--- Start of Data provided ---

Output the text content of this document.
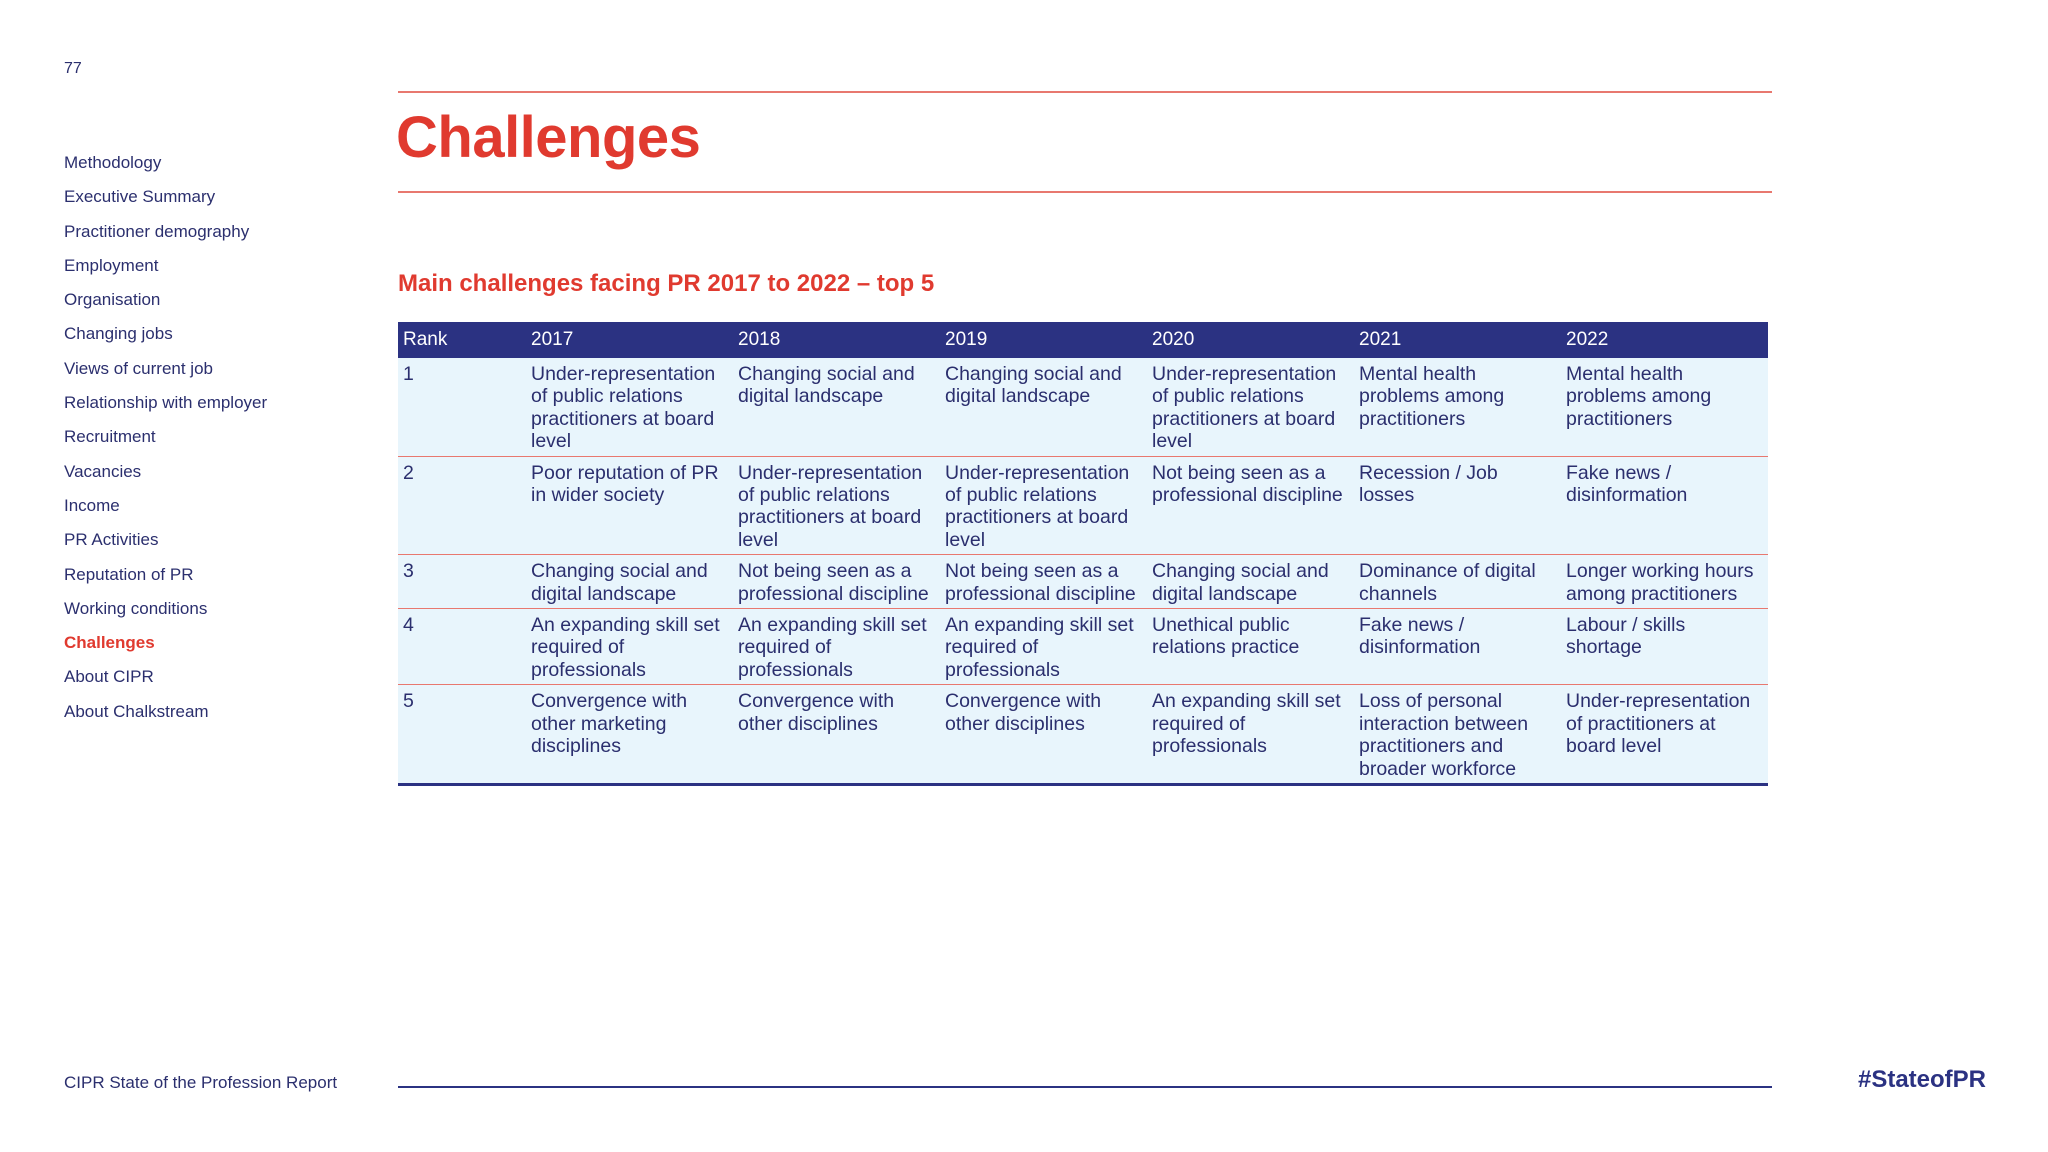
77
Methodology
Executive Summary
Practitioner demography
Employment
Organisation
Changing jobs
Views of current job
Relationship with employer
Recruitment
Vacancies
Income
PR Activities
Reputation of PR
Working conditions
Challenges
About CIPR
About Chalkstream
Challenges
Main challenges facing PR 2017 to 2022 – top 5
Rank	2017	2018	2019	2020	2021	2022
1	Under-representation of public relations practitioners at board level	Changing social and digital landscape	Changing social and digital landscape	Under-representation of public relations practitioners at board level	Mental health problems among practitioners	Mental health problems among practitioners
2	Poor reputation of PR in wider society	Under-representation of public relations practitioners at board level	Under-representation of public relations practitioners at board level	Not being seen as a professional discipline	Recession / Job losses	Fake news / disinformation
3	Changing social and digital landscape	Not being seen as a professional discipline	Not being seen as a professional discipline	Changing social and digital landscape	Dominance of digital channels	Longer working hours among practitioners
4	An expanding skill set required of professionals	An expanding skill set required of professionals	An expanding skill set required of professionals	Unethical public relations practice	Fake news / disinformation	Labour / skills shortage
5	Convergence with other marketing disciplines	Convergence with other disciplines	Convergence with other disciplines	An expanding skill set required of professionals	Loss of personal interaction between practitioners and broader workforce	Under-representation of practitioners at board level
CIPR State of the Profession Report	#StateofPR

--- End of Data provided ---

[Written instruction] Pull out and copy each line containing the string "public".

[Full solution]
1	Under-representation of public relations practitioners at board level	Changing social and digital landscape	Changing social and digital landscape	Under-representation of public relations practitioners at board level	Mental health problems among practitioners	Mental health problems among practitioners
2	Poor reputation of PR in wider society	Under-representation of public relations practitioners at board level	Under-representation of public relations practitioners at board level	Not being seen as a professional discipline	Recession / Job losses	Fake news / disinformation
4	An expanding skill set required of professionals	An expanding skill set required of professionals	An expanding skill set required of professionals	Unethical public relations practice	Fake news / disinformation	Labour / skills shortage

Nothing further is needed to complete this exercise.